Listed entries:
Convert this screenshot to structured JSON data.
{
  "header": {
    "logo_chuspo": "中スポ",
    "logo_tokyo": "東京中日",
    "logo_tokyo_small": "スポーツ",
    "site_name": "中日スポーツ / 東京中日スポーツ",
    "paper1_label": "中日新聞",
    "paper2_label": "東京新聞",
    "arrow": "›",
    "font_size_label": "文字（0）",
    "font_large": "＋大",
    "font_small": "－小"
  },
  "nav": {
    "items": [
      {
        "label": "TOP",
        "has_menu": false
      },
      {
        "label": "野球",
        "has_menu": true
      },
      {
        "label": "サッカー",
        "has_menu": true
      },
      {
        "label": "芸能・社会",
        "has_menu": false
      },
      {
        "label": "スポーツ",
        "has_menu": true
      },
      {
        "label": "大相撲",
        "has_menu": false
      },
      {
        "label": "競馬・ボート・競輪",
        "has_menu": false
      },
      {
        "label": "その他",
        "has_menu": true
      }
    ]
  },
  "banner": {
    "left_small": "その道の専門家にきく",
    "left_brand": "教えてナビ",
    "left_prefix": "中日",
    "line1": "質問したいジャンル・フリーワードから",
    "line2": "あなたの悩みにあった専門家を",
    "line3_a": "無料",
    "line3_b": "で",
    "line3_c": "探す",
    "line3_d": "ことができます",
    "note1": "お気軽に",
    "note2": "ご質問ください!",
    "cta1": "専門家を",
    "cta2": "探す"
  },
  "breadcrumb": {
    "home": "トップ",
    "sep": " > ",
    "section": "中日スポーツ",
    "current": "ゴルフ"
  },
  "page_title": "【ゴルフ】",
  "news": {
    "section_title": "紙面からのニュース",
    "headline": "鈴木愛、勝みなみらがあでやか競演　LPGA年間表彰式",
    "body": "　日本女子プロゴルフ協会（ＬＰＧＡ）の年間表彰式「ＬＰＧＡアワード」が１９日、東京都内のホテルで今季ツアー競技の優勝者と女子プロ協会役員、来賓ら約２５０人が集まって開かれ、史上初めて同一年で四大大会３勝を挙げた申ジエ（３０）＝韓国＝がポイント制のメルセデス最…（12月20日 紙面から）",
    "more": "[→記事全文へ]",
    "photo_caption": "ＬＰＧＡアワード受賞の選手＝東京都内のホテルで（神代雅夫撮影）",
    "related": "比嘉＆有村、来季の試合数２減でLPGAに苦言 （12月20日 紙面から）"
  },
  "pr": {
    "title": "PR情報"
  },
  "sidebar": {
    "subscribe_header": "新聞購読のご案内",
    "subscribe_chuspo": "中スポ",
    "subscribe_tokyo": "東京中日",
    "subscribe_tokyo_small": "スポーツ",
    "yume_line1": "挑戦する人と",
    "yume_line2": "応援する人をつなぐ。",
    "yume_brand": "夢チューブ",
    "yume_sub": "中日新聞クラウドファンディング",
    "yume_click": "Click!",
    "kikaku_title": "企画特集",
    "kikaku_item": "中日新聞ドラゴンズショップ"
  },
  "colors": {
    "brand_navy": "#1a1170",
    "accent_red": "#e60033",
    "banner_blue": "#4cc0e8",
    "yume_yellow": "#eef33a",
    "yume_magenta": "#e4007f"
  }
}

Exercise:
Copy each record from above without leaving any out.

Result for this exercise:
Convert this screenshot to structured JSON data.
{
  "header": {
    "logo_chuspo": "中スポ",
    "logo_tokyo": "東京中日",
    "logo_tokyo_small": "スポーツ",
    "site_name": "中日スポーツ / 東京中日スポーツ",
    "paper1_label": "中日新聞",
    "paper2_label": "東京新聞",
    "arrow": "›",
    "font_size_label": "文字（0）",
    "font_large": "＋大",
    "font_small": "－小"
  },
  "nav": {
    "items": [
      {
        "label": "TOP",
        "has_menu": false
      },
      {
        "label": "野球",
        "has_menu": true
      },
      {
        "label": "サッカー",
        "has_menu": true
      },
      {
        "label": "芸能・社会",
        "has_menu": false
      },
      {
        "label": "スポーツ",
        "has_menu": true
      },
      {
        "label": "大相撲",
        "has_menu": false
      },
      {
        "label": "競馬・ボート・競輪",
        "has_menu": false
      },
      {
        "label": "その他",
        "has_menu": true
      }
    ]
  },
  "banner": {
    "left_small": "その道の専門家にきく",
    "left_brand": "教えてナビ",
    "left_prefix": "中日",
    "line1": "質問したいジャンル・フリーワードから",
    "line2": "あなたの悩みにあった専門家を",
    "line3_a": "無料",
    "line3_b": "で",
    "line3_c": "探す",
    "line3_d": "ことができます",
    "note1": "お気軽に",
    "note2": "ご質問ください!",
    "cta1": "専門家を",
    "cta2": "探す"
  },
  "breadcrumb": {
    "home": "トップ",
    "sep": " > ",
    "section": "中日スポーツ",
    "current": "ゴルフ"
  },
  "page_title": "【ゴルフ】",
  "news": {
    "section_title": "紙面からのニュース",
    "headline": "鈴木愛、勝みなみらがあでやか競演　LPGA年間表彰式",
    "body": "　日本女子プロゴルフ協会（ＬＰＧＡ）の年間表彰式「ＬＰＧＡアワード」が１９日、東京都内のホテルで今季ツアー競技の優勝者と女子プロ協会役員、来賓ら約２５０人が集まって開かれ、史上初めて同一年で四大大会３勝を挙げた申ジエ（３０）＝韓国＝がポイント制のメルセデス最…（12月20日 紙面から）",
    "more": "[→記事全文へ]",
    "photo_caption": "ＬＰＧＡアワード受賞の選手＝東京都内のホテルで（神代雅夫撮影）",
    "related": "比嘉＆有村、来季の試合数２減でLPGAに苦言 （12月20日 紙面から）"
  },
  "pr": {
    "title": "PR情報"
  },
  "sidebar": {
    "subscribe_header": "新聞購読のご案内",
    "subscribe_chuspo": "中スポ",
    "subscribe_tokyo": "東京中日",
    "subscribe_tokyo_small": "スポーツ",
    "yume_line1": "挑戦する人と",
    "yume_line2": "応援する人をつなぐ。",
    "yume_brand": "夢チューブ",
    "yume_sub": "中日新聞クラウドファンディング",
    "yume_click": "Click!",
    "kikaku_title": "企画特集",
    "kikaku_item": "中日新聞ドラゴンズショップ"
  },
  "colors": {
    "brand_navy": "#1a1170",
    "accent_red": "#e60033",
    "banner_blue": "#4cc0e8",
    "yume_yellow": "#eef33a",
    "yume_magenta": "#e4007f"
  }
}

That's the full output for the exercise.